Written task:
Copy each line below in which the string "Bilmiyorlar" occurs.

Provided records:
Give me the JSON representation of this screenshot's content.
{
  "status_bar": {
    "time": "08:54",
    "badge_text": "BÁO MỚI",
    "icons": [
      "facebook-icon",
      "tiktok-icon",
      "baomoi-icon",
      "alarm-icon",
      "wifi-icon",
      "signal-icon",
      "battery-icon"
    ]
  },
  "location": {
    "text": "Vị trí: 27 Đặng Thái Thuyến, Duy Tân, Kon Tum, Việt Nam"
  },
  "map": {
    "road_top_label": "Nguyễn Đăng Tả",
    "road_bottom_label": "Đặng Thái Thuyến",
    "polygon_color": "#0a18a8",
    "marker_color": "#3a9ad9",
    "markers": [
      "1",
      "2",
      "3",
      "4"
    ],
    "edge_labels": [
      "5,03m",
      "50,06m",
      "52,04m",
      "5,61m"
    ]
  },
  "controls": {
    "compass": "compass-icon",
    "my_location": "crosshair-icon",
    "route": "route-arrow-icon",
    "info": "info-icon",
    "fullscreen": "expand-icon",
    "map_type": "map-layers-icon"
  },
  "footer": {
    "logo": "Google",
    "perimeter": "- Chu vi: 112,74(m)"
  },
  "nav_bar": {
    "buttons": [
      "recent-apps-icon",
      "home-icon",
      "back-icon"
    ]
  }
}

---

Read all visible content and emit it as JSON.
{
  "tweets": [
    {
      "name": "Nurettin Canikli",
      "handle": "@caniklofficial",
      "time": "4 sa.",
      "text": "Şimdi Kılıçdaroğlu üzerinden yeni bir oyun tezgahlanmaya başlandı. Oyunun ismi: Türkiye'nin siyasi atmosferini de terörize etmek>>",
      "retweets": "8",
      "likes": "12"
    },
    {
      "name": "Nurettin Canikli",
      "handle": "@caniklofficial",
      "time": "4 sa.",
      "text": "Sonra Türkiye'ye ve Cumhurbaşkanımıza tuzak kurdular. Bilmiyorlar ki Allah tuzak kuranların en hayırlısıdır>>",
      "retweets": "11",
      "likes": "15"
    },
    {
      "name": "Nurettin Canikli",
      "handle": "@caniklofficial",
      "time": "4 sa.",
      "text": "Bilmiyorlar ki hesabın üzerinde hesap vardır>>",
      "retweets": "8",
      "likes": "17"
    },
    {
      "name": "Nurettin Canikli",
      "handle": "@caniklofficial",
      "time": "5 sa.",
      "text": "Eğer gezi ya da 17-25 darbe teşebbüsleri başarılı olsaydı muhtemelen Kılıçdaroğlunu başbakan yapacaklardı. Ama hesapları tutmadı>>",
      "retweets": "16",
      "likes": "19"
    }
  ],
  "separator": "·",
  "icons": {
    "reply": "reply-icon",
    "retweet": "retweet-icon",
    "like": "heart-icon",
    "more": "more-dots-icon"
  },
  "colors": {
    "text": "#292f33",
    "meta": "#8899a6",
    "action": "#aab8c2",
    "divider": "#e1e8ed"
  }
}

Exercise answer:
      "text": "Sonra Türkiye'ye ve Cumhurbaşkanımıza tuzak kurdular. Bilmiyorlar ki Allah tuzak kuranların en hayırlısıdır>>",
      "text": "Bilmiyorlar ki hesabın üzerinde hesap vardır>>",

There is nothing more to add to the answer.